Enter the names of all group members in the cell below:

YOUR ANSWER HERE

# PyTorch Fundamentals

See also: https://pytorch.org/tutorials/beginner/basics/autogradqs_tutorial.html

Learning Objectives:

* Gain experience with low-level PyTorch operations


## Calculating Gradients

In a previous exercise, we practiced calculating partial derivatives on the following example:

$$f(x,y) = \sqrt{x^2 + y^2}$$

$$\frac{\partial f}{\partial x} = \frac{x}{\sqrt{x^2 + y^2}}$$

$$\frac{\partial f}{\partial y} = \frac{y}{\sqrt{x^2 + y^2}}$$

### Question
Take a second to calcuate the following by hand:

*   $\displaystyle f(3, 4) = ??$
    

*   $\displaystyle \frac{\partial f(3, 4)}{\partial x} = ??$
    
   
*   $\displaystyle \frac{\partial f(3, 4)}{\partial y} = ??$
   


YOUR ANSWER HERE

At its core, PyTorch is a library for representing mathematical operations as graphical structures and automating the process of computing partial derivatives.  We can use PyTorch to write numpy-style mathematical operations:


In [None]:
import torch
import numpy as np

def f(x, y):
    return torch.sqrt(x**2 + y**2)
    
x = torch.tensor(3.0)
y = torch.tensor(4.0)

print(f(x, y))

More interestingly, we can specify that PyTorch should track the partial derivatives of our calculations with respect to some tensors:

In [None]:
x = torch.tensor(3.0, requires_grad=True)
y = torch.tensor(4.0, requires_grad=True)

fxy = f(x, y) # Evaluate the function.

fxy.backward() # Calculate the partial derivatives.

print("f(3, 4) = {:.5}".format(fxy))
print("df(3, 4)/dx = {:.5}".format(x.grad))
print("df(3, 4)/dy = {:.5}".format(y.grad))

Once we have the partial derivatives, we can minimize our function using gradient descent.  Use the cell below to find the x and y that minimize $f(x,y) = \sqrt{x^2 + y^2}$.  Adjust the learning rate and the number of iterations (*not* the starting x and y values) until the code converges to something close to the minimum value for the function.

In [None]:
learning_rate = .01  # ADJUST THIS!
iterations = 10      # AND/OR THIS!

x = torch.tensor(3.0, requires_grad=True)
y = torch.tensor(4.0, requires_grad=True)

for iteration in range(iterations):
    fxy = f(x, y)
    
    print('current "loss": {}'.format(fxy))
    
    # One step of gradient descent...
    fxy.backward()
    x.data = x.data - learning_rate * x.grad
    y.data = y.data - learning_rate * y.grad
    
    # By default, the gradients will continue to accumulate.
    # We need to zero it out each iteration to get a fresh result.
    x.grad.zero_()
    y.grad.zero_()

### INFORMATION GIVEN
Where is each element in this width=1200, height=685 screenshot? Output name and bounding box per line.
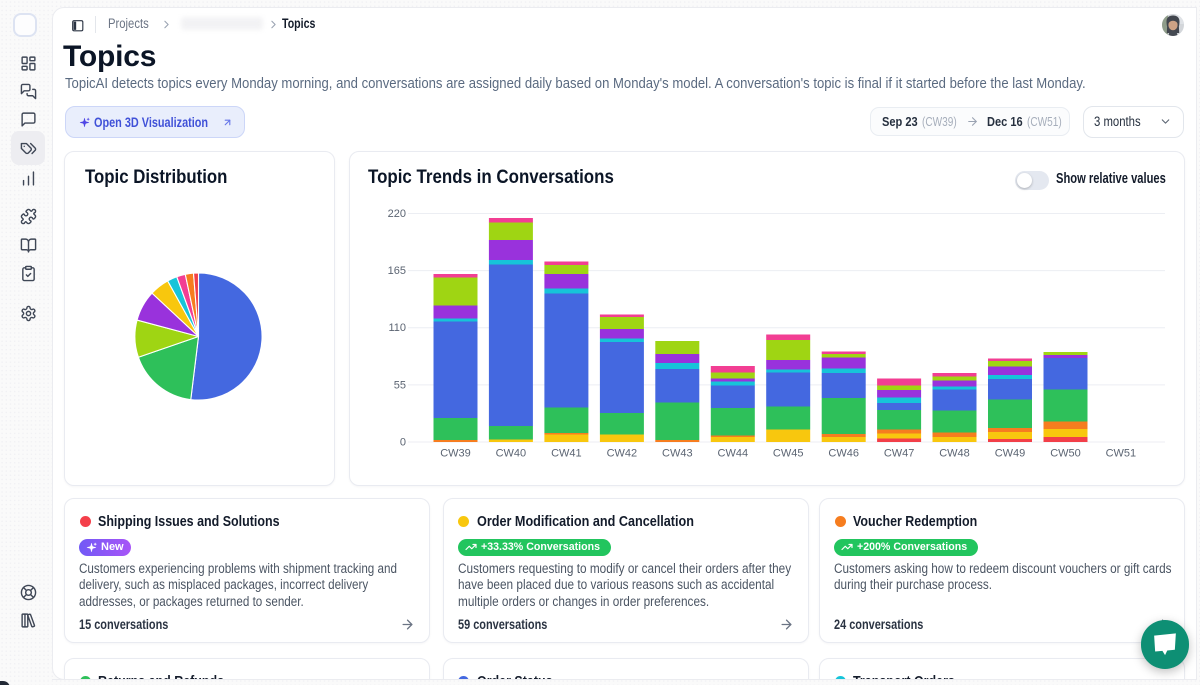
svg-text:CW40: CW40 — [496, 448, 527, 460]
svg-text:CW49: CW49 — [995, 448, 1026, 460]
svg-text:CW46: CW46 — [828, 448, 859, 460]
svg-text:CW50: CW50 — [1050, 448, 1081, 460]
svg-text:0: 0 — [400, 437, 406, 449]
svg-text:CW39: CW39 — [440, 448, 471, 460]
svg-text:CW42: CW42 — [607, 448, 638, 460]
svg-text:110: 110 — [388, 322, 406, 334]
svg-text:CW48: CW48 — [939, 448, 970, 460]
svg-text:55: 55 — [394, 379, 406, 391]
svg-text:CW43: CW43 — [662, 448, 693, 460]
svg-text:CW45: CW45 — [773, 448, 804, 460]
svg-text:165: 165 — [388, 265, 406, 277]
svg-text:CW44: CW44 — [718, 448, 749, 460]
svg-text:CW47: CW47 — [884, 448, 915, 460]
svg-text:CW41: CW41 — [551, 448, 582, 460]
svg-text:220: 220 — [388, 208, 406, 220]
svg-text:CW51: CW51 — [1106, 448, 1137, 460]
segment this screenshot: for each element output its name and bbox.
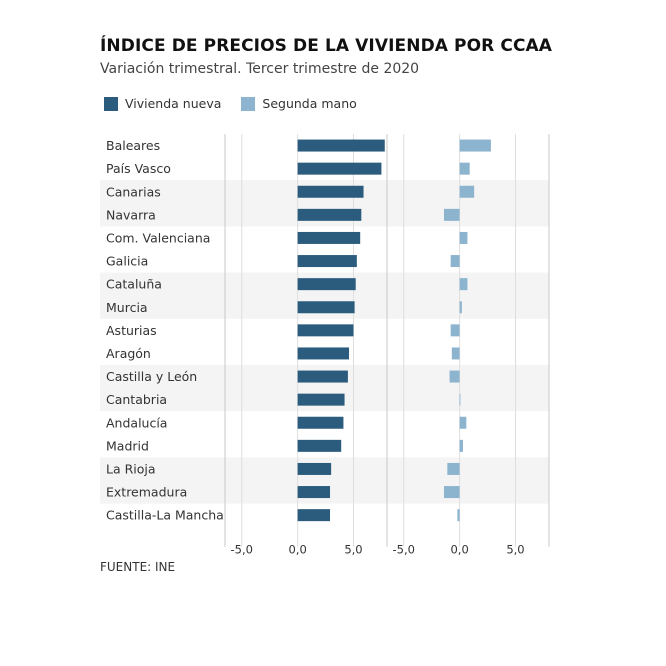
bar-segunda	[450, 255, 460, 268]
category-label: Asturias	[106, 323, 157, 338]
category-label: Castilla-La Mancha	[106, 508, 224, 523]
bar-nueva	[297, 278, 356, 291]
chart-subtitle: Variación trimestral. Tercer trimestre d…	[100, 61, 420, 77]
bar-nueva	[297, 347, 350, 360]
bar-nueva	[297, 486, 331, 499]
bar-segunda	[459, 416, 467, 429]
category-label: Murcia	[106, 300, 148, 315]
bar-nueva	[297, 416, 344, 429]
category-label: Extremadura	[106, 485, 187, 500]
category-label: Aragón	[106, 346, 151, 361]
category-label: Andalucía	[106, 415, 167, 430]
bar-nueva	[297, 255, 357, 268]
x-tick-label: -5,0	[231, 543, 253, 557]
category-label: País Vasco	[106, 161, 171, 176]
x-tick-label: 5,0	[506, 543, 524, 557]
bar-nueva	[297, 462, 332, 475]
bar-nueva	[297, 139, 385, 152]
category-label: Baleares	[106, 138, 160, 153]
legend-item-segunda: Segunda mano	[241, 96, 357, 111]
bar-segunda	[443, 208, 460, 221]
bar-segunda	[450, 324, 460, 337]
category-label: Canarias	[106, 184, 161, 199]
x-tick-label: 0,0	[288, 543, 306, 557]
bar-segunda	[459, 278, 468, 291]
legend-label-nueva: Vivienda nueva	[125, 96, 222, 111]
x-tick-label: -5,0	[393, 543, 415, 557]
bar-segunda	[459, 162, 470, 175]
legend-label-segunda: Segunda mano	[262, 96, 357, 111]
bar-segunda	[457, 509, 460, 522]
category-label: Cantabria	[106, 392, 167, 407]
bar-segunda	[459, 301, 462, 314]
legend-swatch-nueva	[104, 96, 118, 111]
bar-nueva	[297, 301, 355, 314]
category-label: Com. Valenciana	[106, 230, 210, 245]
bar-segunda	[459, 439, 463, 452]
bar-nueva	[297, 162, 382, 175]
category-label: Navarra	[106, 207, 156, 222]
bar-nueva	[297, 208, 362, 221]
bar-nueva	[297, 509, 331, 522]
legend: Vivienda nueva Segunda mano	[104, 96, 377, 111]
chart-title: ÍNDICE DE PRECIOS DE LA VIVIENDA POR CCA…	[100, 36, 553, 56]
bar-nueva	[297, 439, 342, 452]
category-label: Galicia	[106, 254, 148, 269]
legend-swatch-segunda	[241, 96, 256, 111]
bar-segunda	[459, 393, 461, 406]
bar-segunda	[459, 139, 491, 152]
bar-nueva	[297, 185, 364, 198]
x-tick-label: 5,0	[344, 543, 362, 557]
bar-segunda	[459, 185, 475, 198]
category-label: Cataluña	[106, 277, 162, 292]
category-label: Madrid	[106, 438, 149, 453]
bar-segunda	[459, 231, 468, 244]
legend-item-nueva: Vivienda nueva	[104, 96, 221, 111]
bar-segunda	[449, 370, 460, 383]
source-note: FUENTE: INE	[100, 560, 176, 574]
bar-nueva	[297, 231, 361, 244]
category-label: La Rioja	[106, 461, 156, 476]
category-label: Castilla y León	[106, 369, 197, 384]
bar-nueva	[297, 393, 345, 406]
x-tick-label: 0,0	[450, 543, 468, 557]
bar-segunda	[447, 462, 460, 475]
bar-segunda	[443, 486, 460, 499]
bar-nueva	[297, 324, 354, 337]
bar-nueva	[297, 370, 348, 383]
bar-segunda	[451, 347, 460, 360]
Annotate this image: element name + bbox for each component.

### SET PROBLEM 1
From the PyTorch notebook, reproduce the passage that begins at the words "y = torch.tensor(4.0)" and stops after the words "the partial derivatives.".
### SET PROBLEM 2
Based on the PyTorch notebook, say yes or no to each statement and quote the words that decide it: (a) x and y start at 3.0 and 4.0 in the gradient descent code; (b) the learning rate there is set to 0.1; (c) gradients are cleared automatically after each step unless told otherwise.

### WRITTEN RESPONSE 1
y = torch.tensor(4.0)

print(f(x, y))

More interestingly, we can specify that PyTorch should track the partial derivatives of our calculations with respect to some tensors:

In [None]:
x = torch.tensor(3.0, requires_grad=True)
y = torch.tensor(4.0, requires_grad=True)

fxy = f(x, y) # Evaluate the function.

fxy.backward() # Calculate the partial derivatives.

### WRITTEN RESPONSE 2
(a) Yes: "x = torch.tensor(3.0, requires_grad=True)" and "y = torch.tensor(4.0, requires_grad=True)".
(b) No: "learning_rate = .01  # ADJUST THIS!"
(c) No: "By default, the gradients will continue to accumulate."